THE TASK
Print, exactly and completely, every entry in the data.

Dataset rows
* * *
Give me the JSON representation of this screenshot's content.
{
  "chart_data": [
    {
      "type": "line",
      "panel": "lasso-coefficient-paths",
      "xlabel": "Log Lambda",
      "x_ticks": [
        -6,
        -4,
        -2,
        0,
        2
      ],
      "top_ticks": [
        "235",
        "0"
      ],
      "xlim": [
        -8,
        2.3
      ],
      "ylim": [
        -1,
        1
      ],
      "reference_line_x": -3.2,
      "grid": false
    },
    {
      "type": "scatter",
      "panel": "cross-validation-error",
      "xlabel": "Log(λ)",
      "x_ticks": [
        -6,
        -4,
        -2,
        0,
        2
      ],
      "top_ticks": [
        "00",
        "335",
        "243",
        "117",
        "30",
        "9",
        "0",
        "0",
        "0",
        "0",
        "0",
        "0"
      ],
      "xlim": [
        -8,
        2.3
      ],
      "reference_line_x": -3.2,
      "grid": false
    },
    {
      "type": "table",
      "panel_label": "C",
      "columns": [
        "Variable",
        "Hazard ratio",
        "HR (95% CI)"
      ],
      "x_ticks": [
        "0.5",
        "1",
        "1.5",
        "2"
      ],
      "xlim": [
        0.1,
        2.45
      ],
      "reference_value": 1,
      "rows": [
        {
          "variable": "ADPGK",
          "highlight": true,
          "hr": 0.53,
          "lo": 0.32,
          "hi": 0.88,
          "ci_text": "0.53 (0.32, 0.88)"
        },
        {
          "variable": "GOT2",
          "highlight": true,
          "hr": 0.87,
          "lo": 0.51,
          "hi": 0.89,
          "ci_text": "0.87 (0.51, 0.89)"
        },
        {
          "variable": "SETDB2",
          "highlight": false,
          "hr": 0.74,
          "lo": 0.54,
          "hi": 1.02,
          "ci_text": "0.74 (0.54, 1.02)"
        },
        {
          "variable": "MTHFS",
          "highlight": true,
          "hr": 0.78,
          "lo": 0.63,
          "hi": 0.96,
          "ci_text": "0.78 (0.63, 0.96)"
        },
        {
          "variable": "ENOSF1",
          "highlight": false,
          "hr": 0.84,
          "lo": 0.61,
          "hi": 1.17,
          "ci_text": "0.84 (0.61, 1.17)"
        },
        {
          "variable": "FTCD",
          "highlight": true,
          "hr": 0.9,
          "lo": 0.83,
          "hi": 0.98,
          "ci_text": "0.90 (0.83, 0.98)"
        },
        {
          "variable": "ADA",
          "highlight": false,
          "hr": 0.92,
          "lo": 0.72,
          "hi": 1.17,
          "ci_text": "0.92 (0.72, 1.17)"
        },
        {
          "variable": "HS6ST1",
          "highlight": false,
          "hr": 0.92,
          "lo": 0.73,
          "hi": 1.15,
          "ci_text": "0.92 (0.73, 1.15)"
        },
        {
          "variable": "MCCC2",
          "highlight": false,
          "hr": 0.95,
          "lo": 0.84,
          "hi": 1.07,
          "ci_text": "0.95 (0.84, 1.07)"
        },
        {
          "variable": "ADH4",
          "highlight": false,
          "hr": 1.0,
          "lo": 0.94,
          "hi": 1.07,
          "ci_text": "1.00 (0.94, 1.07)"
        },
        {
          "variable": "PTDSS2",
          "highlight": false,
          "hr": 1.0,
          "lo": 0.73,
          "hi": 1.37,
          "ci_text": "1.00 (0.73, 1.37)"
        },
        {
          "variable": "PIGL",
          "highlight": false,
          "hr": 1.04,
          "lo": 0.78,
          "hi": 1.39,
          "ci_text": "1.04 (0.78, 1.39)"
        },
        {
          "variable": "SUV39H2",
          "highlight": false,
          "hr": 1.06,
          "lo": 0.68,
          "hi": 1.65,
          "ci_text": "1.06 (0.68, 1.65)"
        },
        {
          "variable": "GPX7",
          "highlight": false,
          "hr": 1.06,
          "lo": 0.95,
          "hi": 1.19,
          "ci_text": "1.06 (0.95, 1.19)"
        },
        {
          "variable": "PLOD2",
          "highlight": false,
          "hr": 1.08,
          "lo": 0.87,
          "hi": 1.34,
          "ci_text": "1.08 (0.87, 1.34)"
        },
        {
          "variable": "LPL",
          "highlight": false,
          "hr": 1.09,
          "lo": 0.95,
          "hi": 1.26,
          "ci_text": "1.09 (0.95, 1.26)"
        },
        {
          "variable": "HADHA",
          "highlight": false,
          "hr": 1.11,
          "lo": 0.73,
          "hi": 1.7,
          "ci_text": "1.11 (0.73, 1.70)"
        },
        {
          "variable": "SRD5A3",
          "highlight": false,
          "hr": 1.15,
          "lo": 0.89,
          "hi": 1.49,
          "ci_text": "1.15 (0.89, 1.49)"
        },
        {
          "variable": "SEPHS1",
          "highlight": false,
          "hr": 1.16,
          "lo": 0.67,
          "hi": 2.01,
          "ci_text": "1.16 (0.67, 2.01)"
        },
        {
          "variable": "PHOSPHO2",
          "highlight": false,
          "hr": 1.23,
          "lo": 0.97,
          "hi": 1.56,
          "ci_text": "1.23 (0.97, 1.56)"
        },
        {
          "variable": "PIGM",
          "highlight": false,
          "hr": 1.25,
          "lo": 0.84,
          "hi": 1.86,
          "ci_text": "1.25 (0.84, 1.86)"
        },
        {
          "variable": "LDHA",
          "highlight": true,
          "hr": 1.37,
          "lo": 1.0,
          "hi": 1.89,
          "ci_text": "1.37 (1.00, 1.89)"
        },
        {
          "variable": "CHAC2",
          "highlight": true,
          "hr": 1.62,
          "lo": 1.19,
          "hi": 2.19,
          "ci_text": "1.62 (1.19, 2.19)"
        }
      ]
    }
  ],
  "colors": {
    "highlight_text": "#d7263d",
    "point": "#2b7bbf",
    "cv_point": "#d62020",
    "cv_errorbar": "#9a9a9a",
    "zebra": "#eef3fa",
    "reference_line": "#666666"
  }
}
* * *
THE SOLUTION
Give me the JSON representation of this screenshot's content.
{
  "chart_data": [
    {
      "type": "line",
      "panel": "lasso-coefficient-paths",
      "xlabel": "Log Lambda",
      "x_ticks": [
        -6,
        -4,
        -2,
        0,
        2
      ],
      "top_ticks": [
        "235",
        "0"
      ],
      "xlim": [
        -8,
        2.3
      ],
      "ylim": [
        -1,
        1
      ],
      "reference_line_x": -3.2,
      "grid": false
    },
    {
      "type": "scatter",
      "panel": "cross-validation-error",
      "xlabel": "Log(λ)",
      "x_ticks": [
        -6,
        -4,
        -2,
        0,
        2
      ],
      "top_ticks": [
        "00",
        "335",
        "243",
        "117",
        "30",
        "9",
        "0",
        "0",
        "0",
        "0",
        "0",
        "0"
      ],
      "xlim": [
        -8,
        2.3
      ],
      "reference_line_x": -3.2,
      "grid": false
    },
    {
      "type": "table",
      "panel_label": "C",
      "columns": [
        "Variable",
        "Hazard ratio",
        "HR (95% CI)"
      ],
      "x_ticks": [
        "0.5",
        "1",
        "1.5",
        "2"
      ],
      "xlim": [
        0.1,
        2.45
      ],
      "reference_value": 1,
      "rows": [
        {
          "variable": "ADPGK",
          "highlight": true,
          "hr": 0.53,
          "lo": 0.32,
          "hi": 0.88,
          "ci_text": "0.53 (0.32, 0.88)"
        },
        {
          "variable": "GOT2",
          "highlight": true,
          "hr": 0.87,
          "lo": 0.51,
          "hi": 0.89,
          "ci_text": "0.87 (0.51, 0.89)"
        },
        {
          "variable": "SETDB2",
          "highlight": false,
          "hr": 0.74,
          "lo": 0.54,
          "hi": 1.02,
          "ci_text": "0.74 (0.54, 1.02)"
        },
        {
          "variable": "MTHFS",
          "highlight": true,
          "hr": 0.78,
          "lo": 0.63,
          "hi": 0.96,
          "ci_text": "0.78 (0.63, 0.96)"
        },
        {
          "variable": "ENOSF1",
          "highlight": false,
          "hr": 0.84,
          "lo": 0.61,
          "hi": 1.17,
          "ci_text": "0.84 (0.61, 1.17)"
        },
        {
          "variable": "FTCD",
          "highlight": true,
          "hr": 0.9,
          "lo": 0.83,
          "hi": 0.98,
          "ci_text": "0.90 (0.83, 0.98)"
        },
        {
          "variable": "ADA",
          "highlight": false,
          "hr": 0.92,
          "lo": 0.72,
          "hi": 1.17,
          "ci_text": "0.92 (0.72, 1.17)"
        },
        {
          "variable": "HS6ST1",
          "highlight": false,
          "hr": 0.92,
          "lo": 0.73,
          "hi": 1.15,
          "ci_text": "0.92 (0.73, 1.15)"
        },
        {
          "variable": "MCCC2",
          "highlight": false,
          "hr": 0.95,
          "lo": 0.84,
          "hi": 1.07,
          "ci_text": "0.95 (0.84, 1.07)"
        },
        {
          "variable": "ADH4",
          "highlight": false,
          "hr": 1.0,
          "lo": 0.94,
          "hi": 1.07,
          "ci_text": "1.00 (0.94, 1.07)"
        },
        {
          "variable": "PTDSS2",
          "highlight": false,
          "hr": 1.0,
          "lo": 0.73,
          "hi": 1.37,
          "ci_text": "1.00 (0.73, 1.37)"
        },
        {
          "variable": "PIGL",
          "highlight": false,
          "hr": 1.04,
          "lo": 0.78,
          "hi": 1.39,
          "ci_text": "1.04 (0.78, 1.39)"
        },
        {
          "variable": "SUV39H2",
          "highlight": false,
          "hr": 1.06,
          "lo": 0.68,
          "hi": 1.65,
          "ci_text": "1.06 (0.68, 1.65)"
        },
        {
          "variable": "GPX7",
          "highlight": false,
          "hr": 1.06,
          "lo": 0.95,
          "hi": 1.19,
          "ci_text": "1.06 (0.95, 1.19)"
        },
        {
          "variable": "PLOD2",
          "highlight": false,
          "hr": 1.08,
          "lo": 0.87,
          "hi": 1.34,
          "ci_text": "1.08 (0.87, 1.34)"
        },
        {
          "variable": "LPL",
          "highlight": false,
          "hr": 1.09,
          "lo": 0.95,
          "hi": 1.26,
          "ci_text": "1.09 (0.95, 1.26)"
        },
        {
          "variable": "HADHA",
          "highlight": false,
          "hr": 1.11,
          "lo": 0.73,
          "hi": 1.7,
          "ci_text": "1.11 (0.73, 1.70)"
        },
        {
          "variable": "SRD5A3",
          "highlight": false,
          "hr": 1.15,
          "lo": 0.89,
          "hi": 1.49,
          "ci_text": "1.15 (0.89, 1.49)"
        },
        {
          "variable": "SEPHS1",
          "highlight": false,
          "hr": 1.16,
          "lo": 0.67,
          "hi": 2.01,
          "ci_text": "1.16 (0.67, 2.01)"
        },
        {
          "variable": "PHOSPHO2",
          "highlight": false,
          "hr": 1.23,
          "lo": 0.97,
          "hi": 1.56,
          "ci_text": "1.23 (0.97, 1.56)"
        },
        {
          "variable": "PIGM",
          "highlight": false,
          "hr": 1.25,
          "lo": 0.84,
          "hi": 1.86,
          "ci_text": "1.25 (0.84, 1.86)"
        },
        {
          "variable": "LDHA",
          "highlight": true,
          "hr": 1.37,
          "lo": 1.0,
          "hi": 1.89,
          "ci_text": "1.37 (1.00, 1.89)"
        },
        {
          "variable": "CHAC2",
          "highlight": true,
          "hr": 1.62,
          "lo": 1.19,
          "hi": 2.19,
          "ci_text": "1.62 (1.19, 2.19)"
        }
      ]
    }
  ],
  "colors": {
    "highlight_text": "#d7263d",
    "point": "#2b7bbf",
    "cv_point": "#d62020",
    "cv_errorbar": "#9a9a9a",
    "zebra": "#eef3fa",
    "reference_line": "#666666"
  }
}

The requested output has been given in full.